**INFORMATION SHOWN**:
........
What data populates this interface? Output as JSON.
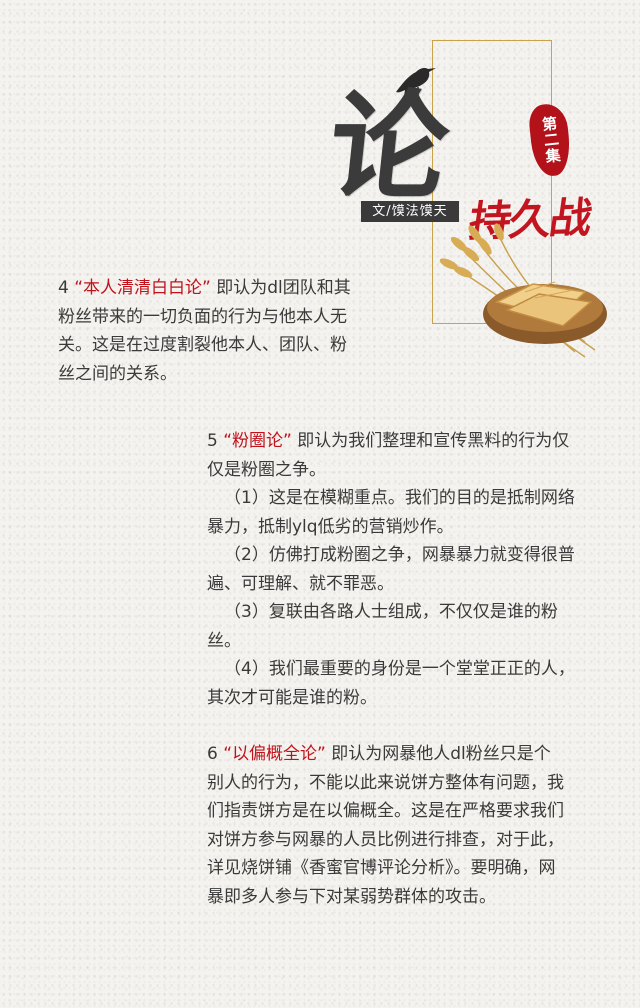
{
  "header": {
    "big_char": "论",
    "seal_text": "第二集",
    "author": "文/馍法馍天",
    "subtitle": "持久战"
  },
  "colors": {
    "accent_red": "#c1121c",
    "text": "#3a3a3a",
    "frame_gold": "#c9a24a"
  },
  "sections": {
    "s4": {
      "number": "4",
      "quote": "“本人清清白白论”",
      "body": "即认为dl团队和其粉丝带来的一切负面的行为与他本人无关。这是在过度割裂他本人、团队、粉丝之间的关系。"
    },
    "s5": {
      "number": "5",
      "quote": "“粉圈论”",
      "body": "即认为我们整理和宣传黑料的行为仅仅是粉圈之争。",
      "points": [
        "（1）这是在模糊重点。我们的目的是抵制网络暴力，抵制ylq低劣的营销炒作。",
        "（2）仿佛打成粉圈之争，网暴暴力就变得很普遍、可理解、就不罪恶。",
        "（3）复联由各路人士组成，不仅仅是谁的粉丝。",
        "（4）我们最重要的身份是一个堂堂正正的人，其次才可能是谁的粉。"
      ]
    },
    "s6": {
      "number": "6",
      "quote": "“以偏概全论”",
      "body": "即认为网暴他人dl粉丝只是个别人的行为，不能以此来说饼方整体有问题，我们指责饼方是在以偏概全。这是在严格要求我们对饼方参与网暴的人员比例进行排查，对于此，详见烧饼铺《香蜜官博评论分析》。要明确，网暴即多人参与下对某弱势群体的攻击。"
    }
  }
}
........
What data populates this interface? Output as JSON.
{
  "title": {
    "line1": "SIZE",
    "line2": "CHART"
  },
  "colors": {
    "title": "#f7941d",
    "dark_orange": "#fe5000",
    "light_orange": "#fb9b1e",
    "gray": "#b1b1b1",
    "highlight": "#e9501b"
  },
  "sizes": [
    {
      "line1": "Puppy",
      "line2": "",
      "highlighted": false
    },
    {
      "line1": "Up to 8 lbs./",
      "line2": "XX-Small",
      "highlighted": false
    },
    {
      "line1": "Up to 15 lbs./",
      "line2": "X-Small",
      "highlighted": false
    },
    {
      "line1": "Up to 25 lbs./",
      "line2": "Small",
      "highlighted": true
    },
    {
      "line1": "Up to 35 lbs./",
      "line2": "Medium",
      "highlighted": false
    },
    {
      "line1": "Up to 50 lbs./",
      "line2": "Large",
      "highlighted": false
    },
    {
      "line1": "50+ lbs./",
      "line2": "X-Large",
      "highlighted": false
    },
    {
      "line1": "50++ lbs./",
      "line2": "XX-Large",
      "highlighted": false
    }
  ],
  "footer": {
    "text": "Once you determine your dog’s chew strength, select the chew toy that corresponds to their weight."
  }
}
........
**WHAT TO DO**:
Every line that holds the word "quote" counts once; state the total number of such lines and nothing else.

**EXERCISE OUTPUT**:
3